▶ _DOKUMENTAUSZUG_
++++

Christiane Rösingers neues Musical

Feministische Utopie: „Planet Egalia“ am HAU

19. Nov. 2021 Muri Darida
Bild: Dorothea Tuch
Christiane Rösinger (Mitte) lädt zu einer queer-feministischen intergalaktischen Reise. Mit dabei: SIEGESSÄULE- Redakteurin Kaey (re.)

Christiane Rösingers Singspiel „Planet Egalia“ kritisiert heteronormative Konzepte und Unterdrückung. Dabei ist das Stück beinflusst von feministischer Science-Fiction aus den 70er-Jahren und queerfeministischen Forderungen von heute. Vom 22. bis zum 25. November ist es im HAU zu sehen

Feministische Science-Fiction, Utopien und Parodien auf das Patriarchat haben Tradition. In die reiht sich Christiane Rösinger mit ihrem neuen Stück „Planet Egalia“ im Hebbel am Ufer (HAU) ein. „Planet Egalia“ ist ein Singspiel – das heißt, es wird viel gesungen, aber, anders als etwa in der Oper, auch viel gesprochen.

Rösinger hat nicht nur die Produktion des Stücks übernommen, sondern singt und spielt selbst mit. In erster Linie ist Rösinger für ihre Musik bekannt. Außerdem hat sie Bücher geschrieben, die romantische Zweierbeziehung und die bürgerliche Mittelschicht kritisiert und arbeitet seit einigen Jahren am Theater. Nach „Stadt unter Einfluss – das Musical“ im HAU und Rösingers Mitwirken bei „Feminista, Baby!” im Deutschen Theater folgt nun das Singspiel „Planet Egalia“, das auf dem Klassiker „Die Töchter Egalias“ basiert, eine feministische Parodie der norwegischen Autorin Gerd Brantenberg.

„Da werden Männer zum Beispiel zu Hause unterdrückt oder müssen einen PH tragen – also ihren Penis in eine Röhre stecken”, sagt Rösinger. Das Motiv der Umkehrung taucht immer wieder in feministischen Arbeiten auf. „Häufig höre ich, dass wir heute doch schon weiter seien und über die binäre Idee der zwei Geschlechter hinaus”, sagt Rösinger. „In ,Planet Egalia‘ geht es natürlich nicht nur um Männer und Frauen. Aber ich finde Umkehrung nach wie vor ein gutes Mittel, um Dinge aufzuzeigen.”

Gender-Lehrstück

Für das Singspiel hat sie mit ihrem Team aus Personen verschiedener Hintergründe noch weitere Einflüsse eingebracht. So zum Beispiel Texte von Autorinnen wie Marge Piercy, Joanna Russ und Ursula K. Le Guin – den „Grandes Dames der feministischen Science-Fiction”, wie Rösinger sagt. „Das Tolle finde ich, dass die Autorinnen in den 70ern Ideen und Forderungen hatten, die uns heute weit voraus sind.” In deren Werken ginge es nicht nur um klassische feministische Themen wie gleicher Lohn für gleiche Arbeit, sondern außerdem darum, Lohnarbeit, Klassen- und Geschlechterverhältnisse gleich ganz abzuschaffen.

++++

Gesammelte Dateneinträge:
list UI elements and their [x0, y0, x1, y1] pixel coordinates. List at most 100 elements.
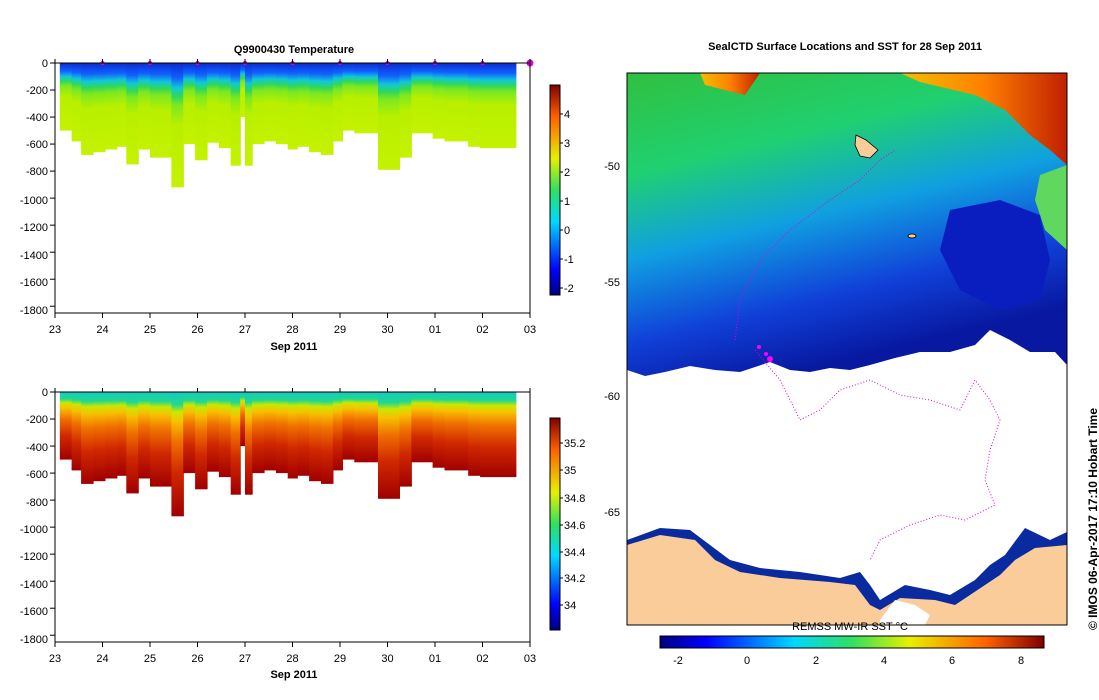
profile-column: [116, 392, 127, 476]
profile-column: [218, 63, 232, 149]
profile-column: [183, 392, 196, 474]
map-colorbar-label: REMSS MW-IR SST °C: [792, 621, 908, 633]
temp-x-tick: 26: [191, 324, 203, 336]
sal-x-tick: 29: [334, 653, 346, 665]
profile-column: [287, 63, 298, 150]
map-title: SealCTD Surface Locations and SST for 28…: [708, 41, 982, 53]
profile-column: [240, 63, 246, 118]
profile-column: [218, 392, 232, 478]
map-cbar-tick: 4: [881, 655, 887, 667]
sal-cbar-tick: 34.2: [564, 573, 585, 585]
sal-y-tick: -600: [26, 469, 48, 481]
sst-map: [627, 73, 1067, 625]
sal-y-tick: -800: [26, 497, 48, 509]
lat-tick: -65: [604, 507, 620, 519]
profile-column: [342, 392, 355, 460]
profile-column: [480, 63, 493, 149]
profile-column: [332, 392, 343, 471]
temp-cbar-tick: 2: [564, 167, 570, 179]
profile-column: [297, 392, 310, 476]
sst-cold-core: [940, 200, 1050, 310]
temp-cbar-tick: 4: [564, 109, 570, 121]
profile-column: [264, 392, 277, 471]
profile-column: [171, 392, 184, 517]
salinity-profiles: [59, 392, 517, 517]
profile-column: [411, 63, 422, 134]
profile-column: [183, 63, 196, 145]
profile-column: [378, 392, 389, 499]
seal-track: [734, 149, 896, 341]
sal-x-tick: 02: [476, 653, 488, 665]
profile-column: [207, 392, 220, 472]
temp-colorbar-ramp: [549, 84, 561, 296]
map-cbar-tick: 2: [813, 655, 819, 667]
profile-column: [432, 392, 446, 468]
profile-column: [387, 63, 400, 170]
sal-y-tick: -1400: [20, 579, 48, 591]
profile-column: [171, 63, 184, 188]
profile-column: [332, 63, 343, 142]
temp-cbar-tick: 3: [564, 138, 570, 150]
imos-credit: © IMOS 06-Apr-2017 17:10 Hobart Time: [1072, 330, 1099, 630]
sal-y-tick: -1800: [20, 634, 48, 646]
sst-warm-patch: [900, 73, 1067, 165]
sst-warm-patch: [700, 73, 760, 95]
temp-x-tick: 25: [144, 324, 156, 336]
profile-column: [138, 392, 151, 479]
temperature-title: Q9900430 Temperature: [234, 44, 354, 56]
temp-cbar-tick: 0: [564, 225, 570, 237]
temp-cbar-tick: -2: [564, 283, 574, 295]
sst-ocean-field: [627, 73, 1067, 376]
profile-column: [159, 63, 172, 158]
temp-cbar-tick: -1: [564, 254, 574, 266]
profile-column: [287, 392, 298, 479]
profile-column: [399, 63, 412, 158]
temp-x-tick: 28: [286, 324, 298, 336]
profile-column: [81, 392, 94, 484]
sal-cbar-tick: 35.2: [564, 438, 585, 450]
profile-column: [378, 63, 389, 170]
sal-cbar-tick: 34.6: [564, 520, 585, 532]
map-gap: [880, 600, 930, 625]
temp-x-tick: 01: [429, 324, 441, 336]
map-colorbar-ramp: [659, 635, 1045, 649]
profile-column: [468, 392, 481, 476]
profile-column: [321, 63, 334, 155]
profile-column: [456, 63, 469, 142]
profile-column: [71, 63, 82, 142]
seal-location: [764, 352, 768, 356]
profile-column: [230, 63, 241, 166]
map-frame: [626, 72, 1068, 626]
sal-x-tick: 26: [191, 653, 203, 665]
temp-x-tick: 30: [381, 324, 393, 336]
temp-x-tick: 24: [96, 324, 108, 336]
profile-column: [59, 63, 73, 131]
sal-colorbar-ramp: [549, 417, 561, 631]
sal-cbar-tick: 34: [564, 600, 576, 612]
temp-y-tick: -1800: [20, 305, 48, 317]
seal-track: [754, 349, 1001, 561]
sal-x-tick: 27: [239, 653, 251, 665]
profile-column: [420, 392, 434, 463]
temp-y-tick: -1000: [20, 195, 48, 207]
temperature-colorbar: 4 3 2 1 0 -1 -2: [549, 84, 574, 296]
profile-column: [93, 63, 106, 153]
temp-x-tick: 27: [239, 324, 251, 336]
profile-column: [387, 392, 400, 499]
profile-column: [245, 63, 253, 166]
profile-column: [71, 392, 82, 471]
sal-cbar-tick: 34.8: [564, 493, 585, 505]
temperature-axes: 23 24 25 26 27 28 29 30 01 02 03 Sep 201…: [20, 58, 536, 353]
temp-y-tick: -1400: [20, 250, 48, 262]
profile-column: [444, 63, 457, 142]
temp-x-tick: 02: [476, 324, 488, 336]
profile-column: [275, 63, 289, 145]
profile-column: [126, 392, 139, 494]
profile-column: [207, 63, 220, 143]
profile-column: [321, 392, 334, 484]
temp-y-tick: 0: [42, 58, 48, 70]
profile-column: [240, 392, 246, 447]
temp-y-tick: -1600: [20, 277, 48, 289]
sal-x-tick: 03: [524, 653, 536, 665]
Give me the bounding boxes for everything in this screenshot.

++++

▶ _OFFENE AUFGABE_
Gib bitte den Abschnitt des Artikels über „Planet Egalia“ wieder, der mit den Worten „19. Nov. 2021“ einsetzt und mit „auch viel gesprochen.“ schließt. Ändere darin „Singspiel“ jeweils zu „Musiktheaterstück“.

▶ _LÖSUNG DAZU_
19. Nov. 2021 Muri Darida
Bild: Dorothea Tuch
Christiane Rösinger (Mitte) lädt zu einer queer-feministischen intergalaktischen Reise. Mit dabei: SIEGESSÄULE- Redakteurin Kaey (re.)

Christiane Rösingers Musiktheaterstück „Planet Egalia“ kritisiert heteronormative Konzepte und Unterdrückung. Dabei ist das Stück beinflusst von feministischer Science-Fiction aus den 70er-Jahren und queerfeministischen Forderungen von heute. Vom 22. bis zum 25. November ist es im HAU zu sehen

Feministische Science-Fiction, Utopien und Parodien auf das Patriarchat haben Tradition. In die reiht sich Christiane Rösinger mit ihrem neuen Stück „Planet Egalia“ im Hebbel am Ufer (HAU) ein. „Planet Egalia“ ist ein Musiktheaterstück – das heißt, es wird viel gesungen, aber, anders als etwa in der Oper, auch viel gesprochen.